> Items
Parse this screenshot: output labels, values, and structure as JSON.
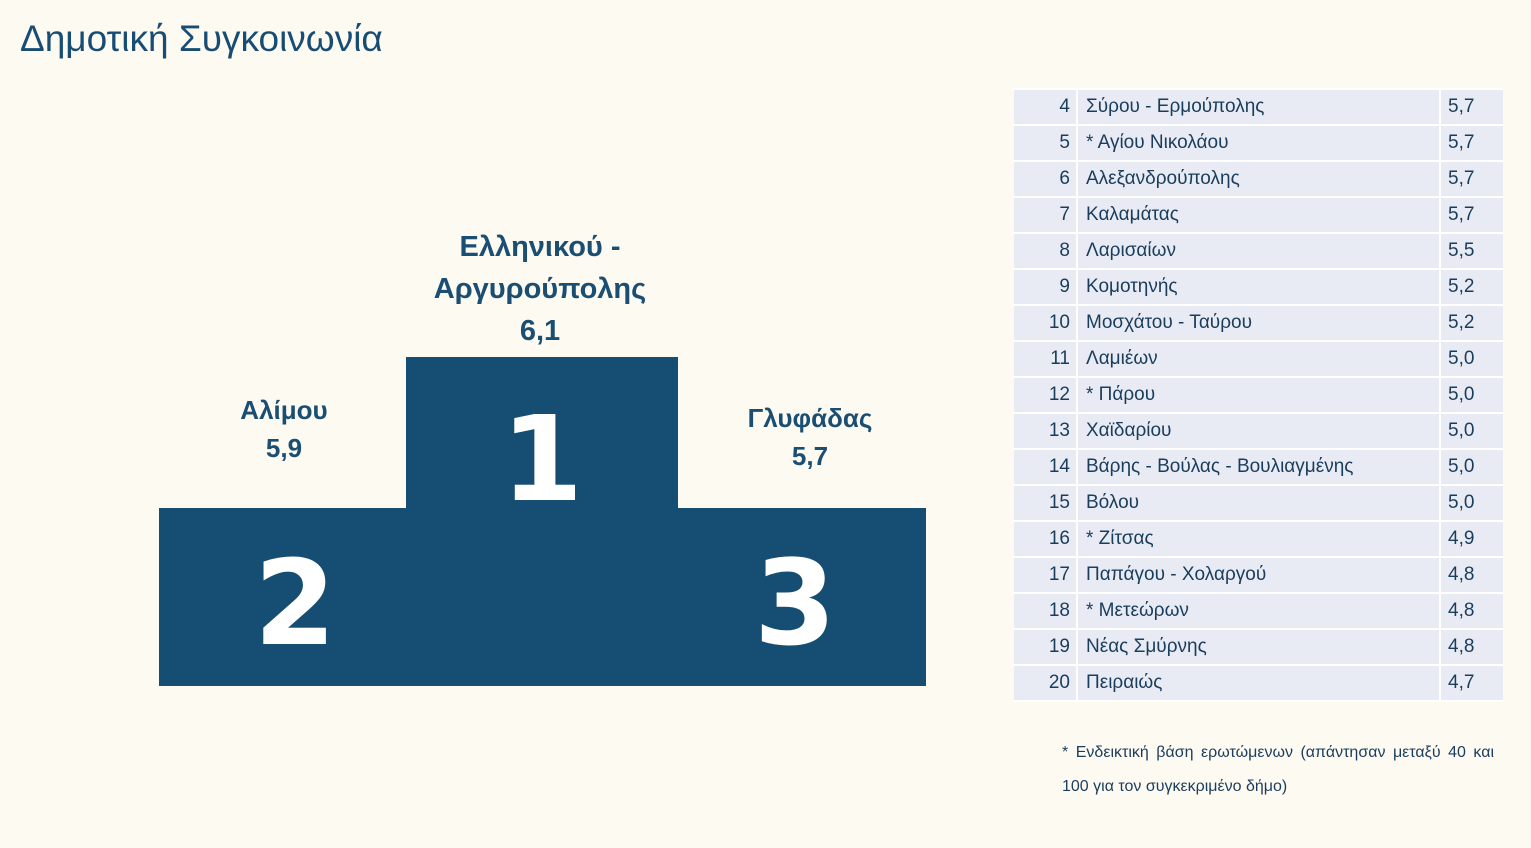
{
  "title": "Δημοτική Συγκοινωνία",
  "colors": {
    "podium": "#154e72",
    "label_text": "#1a4e72",
    "table_row": "#e8ebf3",
    "background": "#fdfaf2"
  },
  "podium": {
    "first": {
      "rank": "1",
      "name_line1": "Ελληνικού -",
      "name_line2": "Αργυρούπολης",
      "score": "6,1"
    },
    "second": {
      "rank": "2",
      "name": "Αλίμου",
      "score": "5,9"
    },
    "third": {
      "rank": "3",
      "name": "Γλυφάδας",
      "score": "5,7"
    }
  },
  "chart_data": {
    "type": "table",
    "title": "Δημοτική Συγκοινωνία",
    "top3": [
      {
        "rank": 1,
        "municipality": "Ελληνικού - Αργυρούπολης",
        "score": 6.1
      },
      {
        "rank": 2,
        "municipality": "Αλίμου",
        "score": 5.9
      },
      {
        "rank": 3,
        "municipality": "Γλυφάδας",
        "score": 5.7
      }
    ],
    "rows": [
      {
        "rank": "4",
        "name": "Σύρου - Ερμούπολης",
        "score": "5,7"
      },
      {
        "rank": "5",
        "name": "* Αγίου Νικολάου",
        "score": "5,7"
      },
      {
        "rank": "6",
        "name": "Αλεξανδρούπολης",
        "score": "5,7"
      },
      {
        "rank": "7",
        "name": "Καλαμάτας",
        "score": "5,7"
      },
      {
        "rank": "8",
        "name": "Λαρισαίων",
        "score": "5,5"
      },
      {
        "rank": "9",
        "name": "Κομοτηνής",
        "score": "5,2"
      },
      {
        "rank": "10",
        "name": "Μοσχάτου - Ταύρου",
        "score": "5,2"
      },
      {
        "rank": "11",
        "name": "Λαμιέων",
        "score": "5,0"
      },
      {
        "rank": "12",
        "name": "* Πάρου",
        "score": "5,0"
      },
      {
        "rank": "13",
        "name": "Χαϊδαρίου",
        "score": "5,0"
      },
      {
        "rank": "14",
        "name": "Βάρης - Βούλας - Βουλιαγμένης",
        "score": "5,0"
      },
      {
        "rank": "15",
        "name": "Βόλου",
        "score": "5,0"
      },
      {
        "rank": "16",
        "name": "* Ζίτσας",
        "score": "4,9"
      },
      {
        "rank": "17",
        "name": "Παπάγου - Χολαργού",
        "score": "4,8"
      },
      {
        "rank": "18",
        "name": "* Μετεώρων",
        "score": "4,8"
      },
      {
        "rank": "19",
        "name": "Νέας Σμύρνης",
        "score": "4,8"
      },
      {
        "rank": "20",
        "name": "Πειραιώς",
        "score": "4,7"
      }
    ]
  },
  "footnote": "* Ενδεικτική βάση ερωτώμενων (απάντησαν μεταξύ 40 και 100 για τον συγκεκριμένο δήμο)"
}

> Requirements
Lines containing the string "title" are to be selected and copied.

> Answer for the task
  "title": "Δημοτική Συγκοινωνία",
    "title": "Δημοτική Συγκοινωνία",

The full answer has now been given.